• WHAT IS NEEDED:
Would you retype all of these records exactly?

* * * * * * * * *

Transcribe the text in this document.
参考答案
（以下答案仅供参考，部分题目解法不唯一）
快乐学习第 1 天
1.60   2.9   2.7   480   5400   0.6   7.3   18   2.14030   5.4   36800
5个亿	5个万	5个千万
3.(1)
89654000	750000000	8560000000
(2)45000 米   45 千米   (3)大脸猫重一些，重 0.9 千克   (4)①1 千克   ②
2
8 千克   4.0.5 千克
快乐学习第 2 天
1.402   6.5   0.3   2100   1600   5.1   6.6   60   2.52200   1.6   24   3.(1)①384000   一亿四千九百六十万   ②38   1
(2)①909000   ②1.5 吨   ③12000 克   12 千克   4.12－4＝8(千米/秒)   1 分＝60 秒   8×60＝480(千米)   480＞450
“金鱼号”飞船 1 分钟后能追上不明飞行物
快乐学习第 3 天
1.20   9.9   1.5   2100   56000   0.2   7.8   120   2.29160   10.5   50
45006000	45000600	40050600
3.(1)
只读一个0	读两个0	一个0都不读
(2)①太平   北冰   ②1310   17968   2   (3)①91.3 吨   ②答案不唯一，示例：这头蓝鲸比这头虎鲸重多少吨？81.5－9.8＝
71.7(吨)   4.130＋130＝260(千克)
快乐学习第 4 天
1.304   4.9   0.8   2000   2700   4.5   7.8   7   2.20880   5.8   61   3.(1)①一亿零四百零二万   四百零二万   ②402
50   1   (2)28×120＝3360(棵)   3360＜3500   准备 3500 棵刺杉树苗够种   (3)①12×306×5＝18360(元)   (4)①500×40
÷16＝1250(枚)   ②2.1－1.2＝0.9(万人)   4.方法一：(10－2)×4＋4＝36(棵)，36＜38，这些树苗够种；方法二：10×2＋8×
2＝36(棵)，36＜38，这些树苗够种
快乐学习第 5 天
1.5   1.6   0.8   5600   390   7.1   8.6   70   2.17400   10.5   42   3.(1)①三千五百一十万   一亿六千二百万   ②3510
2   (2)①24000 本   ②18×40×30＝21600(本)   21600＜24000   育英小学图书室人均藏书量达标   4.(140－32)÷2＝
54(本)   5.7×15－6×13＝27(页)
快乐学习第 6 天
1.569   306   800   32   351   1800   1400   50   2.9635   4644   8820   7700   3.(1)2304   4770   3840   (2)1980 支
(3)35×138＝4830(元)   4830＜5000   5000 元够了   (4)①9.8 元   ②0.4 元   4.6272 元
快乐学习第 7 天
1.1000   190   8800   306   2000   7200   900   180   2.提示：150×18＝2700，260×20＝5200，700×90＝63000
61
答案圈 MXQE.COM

* * * * * * * * *

• RESULT OF THIS EXERCISE:
Transcribe the text in this document.
参考答案
（以下答案仅供参考，部分题目解法不唯一）
快乐学习第 1 天
1.60   2.9   2.7   480   5400   0.6   7.3   18   2.14030   5.4   36800
5个亿	5个万	5个千万
3.(1)
89654000	750000000	8560000000
(2)45000 米   45 千米   (3)大脸猫重一些，重 0.9 千克   (4)①1 千克   ②
2
8 千克   4.0.5 千克
快乐学习第 2 天
1.402   6.5   0.3   2100   1600   5.1   6.6   60   2.52200   1.6   24   3.(1)①384000   一亿四千九百六十万   ②38   1
(2)①909000   ②1.5 吨   ③12000 克   12 千克   4.12－4＝8(千米/秒)   1 分＝60 秒   8×60＝480(千米)   480＞450
“金鱼号”飞船 1 分钟后能追上不明飞行物
快乐学习第 3 天
1.20   9.9   1.5   2100   56000   0.2   7.8   120   2.29160   10.5   50
45006000	45000600	40050600
3.(1)
只读一个0	读两个0	一个0都不读
(2)①太平   北冰   ②1310   17968   2   (3)①91.3 吨   ②答案不唯一，示例：这头蓝鲸比这头虎鲸重多少吨？81.5－9.8＝
71.7(吨)   4.130＋130＝260(千克)
快乐学习第 4 天
1.304   4.9   0.8   2000   2700   4.5   7.8   7   2.20880   5.8   61   3.(1)①一亿零四百零二万   四百零二万   ②402
50   1   (2)28×120＝3360(棵)   3360＜3500   准备 3500 棵刺杉树苗够种   (3)①12×306×5＝18360(元)   (4)①500×40
÷16＝1250(枚)   ②2.1－1.2＝0.9(万人)   4.方法一：(10－2)×4＋4＝36(棵)，36＜38，这些树苗够种；方法二：10×2＋8×
2＝36(棵)，36＜38，这些树苗够种
快乐学习第 5 天
1.5   1.6   0.8   5600   390   7.1   8.6   70   2.17400   10.5   42   3.(1)①三千五百一十万   一亿六千二百万   ②3510
2   (2)①24000 本   ②18×40×30＝21600(本)   21600＜24000   育英小学图书室人均藏书量达标   4.(140－32)÷2＝
54(本)   5.7×15－6×13＝27(页)
快乐学习第 6 天
1.569   306   800   32   351   1800   1400   50   2.9635   4644   8820   7700   3.(1)2304   4770   3840   (2)1980 支
(3)35×138＝4830(元)   4830＜5000   5000 元够了   (4)①9.8 元   ②0.4 元   4.6272 元
快乐学习第 7 天
1.1000   190   8800   306   2000   7200   900   180   2.提示：150×18＝2700，260×20＝5200，700×90＝63000
61
答案圈 MXQE.COM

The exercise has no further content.